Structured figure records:
>>>>>

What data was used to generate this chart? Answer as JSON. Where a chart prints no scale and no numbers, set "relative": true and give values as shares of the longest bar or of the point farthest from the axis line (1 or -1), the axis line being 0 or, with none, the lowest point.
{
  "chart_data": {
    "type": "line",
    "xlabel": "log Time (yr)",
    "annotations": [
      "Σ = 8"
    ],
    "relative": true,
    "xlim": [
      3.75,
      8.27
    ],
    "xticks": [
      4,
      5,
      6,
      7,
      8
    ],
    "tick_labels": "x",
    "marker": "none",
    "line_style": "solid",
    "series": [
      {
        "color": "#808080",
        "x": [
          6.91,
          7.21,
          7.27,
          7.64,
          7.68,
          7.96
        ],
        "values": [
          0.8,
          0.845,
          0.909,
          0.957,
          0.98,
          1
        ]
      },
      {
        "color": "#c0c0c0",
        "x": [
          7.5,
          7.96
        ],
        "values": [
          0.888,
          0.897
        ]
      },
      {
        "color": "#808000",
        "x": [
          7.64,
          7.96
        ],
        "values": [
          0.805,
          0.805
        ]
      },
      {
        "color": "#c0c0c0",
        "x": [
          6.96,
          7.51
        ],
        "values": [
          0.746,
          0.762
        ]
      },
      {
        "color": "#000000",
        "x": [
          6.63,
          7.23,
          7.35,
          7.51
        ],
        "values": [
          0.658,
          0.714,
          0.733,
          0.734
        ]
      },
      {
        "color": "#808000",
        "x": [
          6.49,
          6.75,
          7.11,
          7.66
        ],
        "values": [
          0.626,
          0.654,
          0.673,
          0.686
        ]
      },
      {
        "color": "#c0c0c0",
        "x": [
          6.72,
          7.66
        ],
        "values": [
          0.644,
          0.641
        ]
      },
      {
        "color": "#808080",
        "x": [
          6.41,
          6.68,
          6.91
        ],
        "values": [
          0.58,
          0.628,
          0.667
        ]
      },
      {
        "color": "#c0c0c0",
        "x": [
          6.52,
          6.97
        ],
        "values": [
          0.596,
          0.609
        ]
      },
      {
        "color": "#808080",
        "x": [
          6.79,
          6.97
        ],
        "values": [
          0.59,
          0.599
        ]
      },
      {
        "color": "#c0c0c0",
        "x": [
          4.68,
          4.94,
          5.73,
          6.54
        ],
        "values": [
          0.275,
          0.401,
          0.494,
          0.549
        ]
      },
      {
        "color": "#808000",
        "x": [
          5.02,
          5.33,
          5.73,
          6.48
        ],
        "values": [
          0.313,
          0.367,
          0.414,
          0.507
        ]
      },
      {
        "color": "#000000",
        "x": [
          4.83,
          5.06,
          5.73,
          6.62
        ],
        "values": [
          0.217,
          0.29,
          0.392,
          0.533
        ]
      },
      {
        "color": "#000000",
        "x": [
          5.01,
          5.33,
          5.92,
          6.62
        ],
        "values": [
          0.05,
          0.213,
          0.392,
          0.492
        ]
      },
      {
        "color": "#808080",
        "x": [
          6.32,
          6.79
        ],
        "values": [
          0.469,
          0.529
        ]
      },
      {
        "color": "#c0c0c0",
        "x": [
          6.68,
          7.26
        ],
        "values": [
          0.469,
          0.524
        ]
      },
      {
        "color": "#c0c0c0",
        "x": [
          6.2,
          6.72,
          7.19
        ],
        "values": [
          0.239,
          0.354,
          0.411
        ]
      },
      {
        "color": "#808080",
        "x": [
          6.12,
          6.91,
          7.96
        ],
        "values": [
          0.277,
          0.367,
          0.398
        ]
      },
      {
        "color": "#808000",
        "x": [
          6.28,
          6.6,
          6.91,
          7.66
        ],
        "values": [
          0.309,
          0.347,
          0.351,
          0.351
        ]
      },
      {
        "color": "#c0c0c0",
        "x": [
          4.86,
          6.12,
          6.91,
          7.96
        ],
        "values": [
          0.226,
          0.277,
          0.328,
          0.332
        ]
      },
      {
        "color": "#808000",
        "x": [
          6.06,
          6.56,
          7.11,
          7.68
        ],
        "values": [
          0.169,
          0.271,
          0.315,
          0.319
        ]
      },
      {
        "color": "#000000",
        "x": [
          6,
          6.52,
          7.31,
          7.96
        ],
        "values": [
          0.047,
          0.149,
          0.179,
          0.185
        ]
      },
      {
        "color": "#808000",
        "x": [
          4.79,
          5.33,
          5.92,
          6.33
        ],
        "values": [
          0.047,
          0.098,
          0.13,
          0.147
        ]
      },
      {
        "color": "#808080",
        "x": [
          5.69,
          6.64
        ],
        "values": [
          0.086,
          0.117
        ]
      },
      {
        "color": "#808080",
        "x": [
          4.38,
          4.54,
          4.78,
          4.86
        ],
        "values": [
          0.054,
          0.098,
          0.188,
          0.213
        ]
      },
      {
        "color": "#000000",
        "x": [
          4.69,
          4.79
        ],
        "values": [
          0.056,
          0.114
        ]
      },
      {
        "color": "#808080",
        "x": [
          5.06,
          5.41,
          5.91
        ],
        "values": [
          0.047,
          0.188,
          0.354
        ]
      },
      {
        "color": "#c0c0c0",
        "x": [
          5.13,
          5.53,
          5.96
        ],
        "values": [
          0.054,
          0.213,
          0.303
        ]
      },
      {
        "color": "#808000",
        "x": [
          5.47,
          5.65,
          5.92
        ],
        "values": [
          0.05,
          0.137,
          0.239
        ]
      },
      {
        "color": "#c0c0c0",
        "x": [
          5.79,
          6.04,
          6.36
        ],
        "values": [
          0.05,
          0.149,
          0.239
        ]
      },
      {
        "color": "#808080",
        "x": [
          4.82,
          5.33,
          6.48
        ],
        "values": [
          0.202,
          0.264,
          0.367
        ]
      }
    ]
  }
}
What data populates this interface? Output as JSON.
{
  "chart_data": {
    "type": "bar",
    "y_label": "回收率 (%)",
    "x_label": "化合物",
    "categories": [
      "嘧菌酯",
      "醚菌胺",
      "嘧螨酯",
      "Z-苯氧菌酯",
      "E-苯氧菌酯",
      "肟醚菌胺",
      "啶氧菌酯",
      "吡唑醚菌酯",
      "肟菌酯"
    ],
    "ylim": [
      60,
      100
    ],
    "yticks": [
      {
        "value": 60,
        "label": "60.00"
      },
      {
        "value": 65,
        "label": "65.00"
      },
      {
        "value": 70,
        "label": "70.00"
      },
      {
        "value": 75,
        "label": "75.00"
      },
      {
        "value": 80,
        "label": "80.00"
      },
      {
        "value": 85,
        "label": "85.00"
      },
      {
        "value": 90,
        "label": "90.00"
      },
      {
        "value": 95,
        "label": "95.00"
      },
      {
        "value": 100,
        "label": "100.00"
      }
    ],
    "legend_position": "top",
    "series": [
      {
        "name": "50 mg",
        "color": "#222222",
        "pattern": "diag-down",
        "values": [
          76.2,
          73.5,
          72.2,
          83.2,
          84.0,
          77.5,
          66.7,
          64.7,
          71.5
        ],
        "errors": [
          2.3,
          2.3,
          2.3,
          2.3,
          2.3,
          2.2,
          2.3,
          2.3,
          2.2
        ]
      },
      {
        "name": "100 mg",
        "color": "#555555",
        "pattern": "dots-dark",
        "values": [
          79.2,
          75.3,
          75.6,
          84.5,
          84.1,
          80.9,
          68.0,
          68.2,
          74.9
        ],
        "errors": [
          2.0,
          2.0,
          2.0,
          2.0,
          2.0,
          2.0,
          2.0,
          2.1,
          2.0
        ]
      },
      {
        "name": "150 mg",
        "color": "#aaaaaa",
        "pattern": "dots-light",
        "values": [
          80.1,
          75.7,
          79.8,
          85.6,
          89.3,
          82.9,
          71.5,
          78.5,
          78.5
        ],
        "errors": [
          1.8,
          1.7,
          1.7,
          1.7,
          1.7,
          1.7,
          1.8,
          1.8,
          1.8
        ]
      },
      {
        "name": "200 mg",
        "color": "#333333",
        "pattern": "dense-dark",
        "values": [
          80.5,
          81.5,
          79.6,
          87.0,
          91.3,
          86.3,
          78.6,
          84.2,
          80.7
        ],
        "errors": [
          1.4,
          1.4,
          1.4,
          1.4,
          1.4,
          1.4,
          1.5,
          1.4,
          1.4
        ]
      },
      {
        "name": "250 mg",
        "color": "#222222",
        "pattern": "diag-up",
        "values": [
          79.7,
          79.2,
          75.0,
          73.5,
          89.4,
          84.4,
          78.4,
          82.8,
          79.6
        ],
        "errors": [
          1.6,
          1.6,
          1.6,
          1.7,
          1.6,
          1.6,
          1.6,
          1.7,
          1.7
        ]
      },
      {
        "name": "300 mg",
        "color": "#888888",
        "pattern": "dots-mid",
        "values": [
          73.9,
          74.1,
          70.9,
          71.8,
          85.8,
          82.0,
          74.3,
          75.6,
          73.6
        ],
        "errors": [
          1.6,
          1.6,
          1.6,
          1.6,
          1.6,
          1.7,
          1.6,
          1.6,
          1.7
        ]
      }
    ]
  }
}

<<<<<

Given task
Lines containing the word "dark" are to be tallied; report only the total.

Correct response
2